Element location data
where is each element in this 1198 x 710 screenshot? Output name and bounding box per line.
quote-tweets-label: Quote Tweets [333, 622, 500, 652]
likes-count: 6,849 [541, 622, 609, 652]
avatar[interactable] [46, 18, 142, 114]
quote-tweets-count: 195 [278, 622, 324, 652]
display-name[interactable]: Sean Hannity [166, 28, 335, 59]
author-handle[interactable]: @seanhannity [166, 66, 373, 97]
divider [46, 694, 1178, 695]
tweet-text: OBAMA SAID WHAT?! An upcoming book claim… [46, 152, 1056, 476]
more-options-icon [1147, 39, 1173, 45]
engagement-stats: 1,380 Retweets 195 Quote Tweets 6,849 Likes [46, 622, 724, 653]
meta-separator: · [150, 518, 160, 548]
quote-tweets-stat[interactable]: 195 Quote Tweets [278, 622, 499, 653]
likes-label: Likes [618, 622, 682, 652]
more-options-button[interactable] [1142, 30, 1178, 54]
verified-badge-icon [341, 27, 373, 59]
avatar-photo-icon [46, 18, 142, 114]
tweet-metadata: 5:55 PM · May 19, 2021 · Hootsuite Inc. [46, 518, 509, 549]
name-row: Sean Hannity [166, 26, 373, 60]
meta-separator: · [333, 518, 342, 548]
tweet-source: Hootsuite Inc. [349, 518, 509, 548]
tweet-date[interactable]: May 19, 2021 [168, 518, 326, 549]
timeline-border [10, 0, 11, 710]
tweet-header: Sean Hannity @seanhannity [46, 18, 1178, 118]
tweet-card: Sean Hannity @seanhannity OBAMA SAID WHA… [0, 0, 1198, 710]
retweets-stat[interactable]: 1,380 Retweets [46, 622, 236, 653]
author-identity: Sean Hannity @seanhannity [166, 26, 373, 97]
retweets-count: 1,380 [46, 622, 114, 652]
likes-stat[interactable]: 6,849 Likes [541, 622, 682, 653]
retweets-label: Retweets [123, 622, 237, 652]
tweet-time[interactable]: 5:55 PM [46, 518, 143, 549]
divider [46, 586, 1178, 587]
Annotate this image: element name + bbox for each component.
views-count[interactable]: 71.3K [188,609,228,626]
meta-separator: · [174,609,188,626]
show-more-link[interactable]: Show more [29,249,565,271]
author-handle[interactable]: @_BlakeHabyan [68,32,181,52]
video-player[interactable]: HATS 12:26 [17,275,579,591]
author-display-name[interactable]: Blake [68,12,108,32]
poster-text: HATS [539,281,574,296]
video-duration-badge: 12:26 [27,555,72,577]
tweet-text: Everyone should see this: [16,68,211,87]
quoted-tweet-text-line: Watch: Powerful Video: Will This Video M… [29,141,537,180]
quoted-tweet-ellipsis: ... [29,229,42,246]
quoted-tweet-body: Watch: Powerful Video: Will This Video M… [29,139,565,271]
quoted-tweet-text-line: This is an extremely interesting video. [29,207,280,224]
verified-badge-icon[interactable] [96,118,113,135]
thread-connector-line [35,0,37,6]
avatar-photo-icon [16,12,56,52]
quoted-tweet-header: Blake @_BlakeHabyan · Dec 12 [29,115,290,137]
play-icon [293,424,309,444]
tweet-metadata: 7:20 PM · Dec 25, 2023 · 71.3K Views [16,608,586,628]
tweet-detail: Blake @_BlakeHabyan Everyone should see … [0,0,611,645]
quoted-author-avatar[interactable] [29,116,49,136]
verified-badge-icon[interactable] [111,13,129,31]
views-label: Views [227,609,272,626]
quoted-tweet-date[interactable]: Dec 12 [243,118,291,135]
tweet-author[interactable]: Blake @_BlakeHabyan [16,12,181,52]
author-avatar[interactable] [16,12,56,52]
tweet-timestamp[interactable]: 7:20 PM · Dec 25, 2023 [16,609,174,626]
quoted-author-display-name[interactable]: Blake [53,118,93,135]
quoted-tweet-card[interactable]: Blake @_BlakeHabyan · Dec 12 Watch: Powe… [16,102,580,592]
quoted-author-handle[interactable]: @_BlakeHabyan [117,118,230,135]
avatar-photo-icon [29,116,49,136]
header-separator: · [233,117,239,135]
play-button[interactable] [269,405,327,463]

* [Short task]
Express all of the records above as a JSON list of strings, with one string per line and any blank lines left out.

* [Solution]
[
  "where is each element in this 1198 x 710 screenshot? Output name and bounding box per line.",
  "quote-tweets-label: Quote Tweets [333, 622, 500, 652]",
  "likes-count: 6,849 [541, 622, 609, 652]",
  "avatar[interactable] [46, 18, 142, 114]",
  "quote-tweets-count: 195 [278, 622, 324, 652]",
  "display-name[interactable]: Sean Hannity [166, 28, 335, 59]",
  "author-handle[interactable]: @seanhannity [166, 66, 373, 97]",
  "divider [46, 694, 1178, 695]",
  "tweet-text: OBAMA SAID WHAT?! An upcoming book claim… [46, 152, 1056, 476]",
  "more-options-icon [1147, 39, 1173, 45]",
  "engagement-stats: 1,380 Retweets 195 Quote Tweets 6,849 Likes [46, 622, 724, 653]",
  "meta-separator: · [150, 518, 160, 548]",
  "quote-tweets-stat[interactable]: 195 Quote Tweets [278, 622, 499, 653]",
  "likes-label: Likes [618, 622, 682, 652]",
  "more-options-button[interactable] [1142, 30, 1178, 54]",
  "verified-badge-icon [341, 27, 373, 59]",
  "avatar-photo-icon [46, 18, 142, 114]",
  "tweet-metadata: 5:55 PM · May 19, 2021 · Hootsuite Inc. [46, 518, 509, 549]",
  "name-row: Sean Hannity [166, 26, 373, 60]",
  "meta-separator: · [333, 518, 342, 548]",
  "tweet-source: Hootsuite Inc. [349, 518, 509, 548]",
  "tweet-date[interactable]: May 19, 2021 [168, 518, 326, 549]",
  "timeline-border [10, 0, 11, 710]",
  "tweet-header: Sean Hannity @seanhannity [46, 18, 1178, 118]",
  "tweet-card: Sean Hannity @seanhannity OBAMA SAID WHA… [0, 0, 1198, 710]",
  "retweets-stat[interactable]: 1,380 Retweets [46, 622, 236, 653]",
  "author-identity: Sean Hannity @seanhannity [166, 26, 373, 97]",
  "retweets-count: 1,380 [46, 622, 114, 652]",
  "likes-stat[interactable]: 6,849 Likes [541, 622, 682, 653]",
  "retweets-label: Retweets [123, 622, 237, 652]",
  "tweet-time[interactable]: 5:55 PM [46, 518, 143, 549]",
  "divider [46, 586, 1178, 587]",
  "Annotate this image: element name + bbox for each component.",
  "views-count[interactable]: 71.3K [188,609,228,626]",
  "meta-separator: · [174,609,188,626]",
  "show-more-link[interactable]: Show more [29,249,565,271]",
  "author-handle[interactable]: @_BlakeHabyan [68,32,181,52]",
  "video-player[interactable]: HATS 12:26 [17,275,579,591]",
  "author-display-name[interactable]: Blake [68,12,108,32]",
  "poster-text: HATS [539,281,574,296]",
  "video-duration-badge: 12:26 [27,555,72,577]",
  "tweet-text: Everyone should see this: [16,68,211,87]",
  "quoted-tweet-text-line: Watch: Powerful Video: Will This Video M… [29,141,537,180]",
  "quoted-tweet-ellipsis: ... [29,229,42,246]",
  "quoted-tweet-body: Watch: Powerful Video: Will This Video M… [29,139,565,271]",
  "quoted-tweet-text-line: This is an extremely interesting video. [29,207,280,224]",
  "verified-badge-icon[interactable] [96,118,113,135]",
  "thread-connector-line [35,0,37,6]",
  "avatar-photo-icon [16,12,56,52]",
  "quoted-tweet-header: Blake @_BlakeHabyan · Dec 12 [29,115,290,137]",
  "play-icon [293,424,309,444]",
  "tweet-metadata: 7:20 PM · Dec 25, 2023 · 71.3K Views [16,608,586,628]",
  "tweet-detail: Blake @_BlakeHabyan Everyone should see … [0,0,611,645]",
  "quoted-author-avatar[interactable] [29,116,49,136]",
  "verified-badge-icon[interactable] [111,13,129,31]",
  "views-label: Views [227,609,272,626]",
  "quoted-tweet-date[interactable]: Dec 12 [243,118,291,135]",
  "tweet-author[interactable]: Blake @_BlakeHabyan [16,12,181,52]",
  "author-avatar[interactable] [16,12,56,52]",
  "tweet-timestamp[interactable]: 7:20 PM · Dec 25, 2023 [16,609,174,626]",
  "quoted-author-display-name[interactable]: Blake [53,118,93,135]",
  "quoted-tweet-card[interactable]: Blake @_BlakeHabyan · Dec 12 Watch: Powe… [16,102,580,592]",
  "quoted-author-handle[interactable]: @_BlakeHabyan [117,118,230,135]",
  "avatar-photo-icon [29,116,49,136]",
  "header-separator: · [233,117,239,135]",
  "play-button[interactable] [269,405,327,463]"
]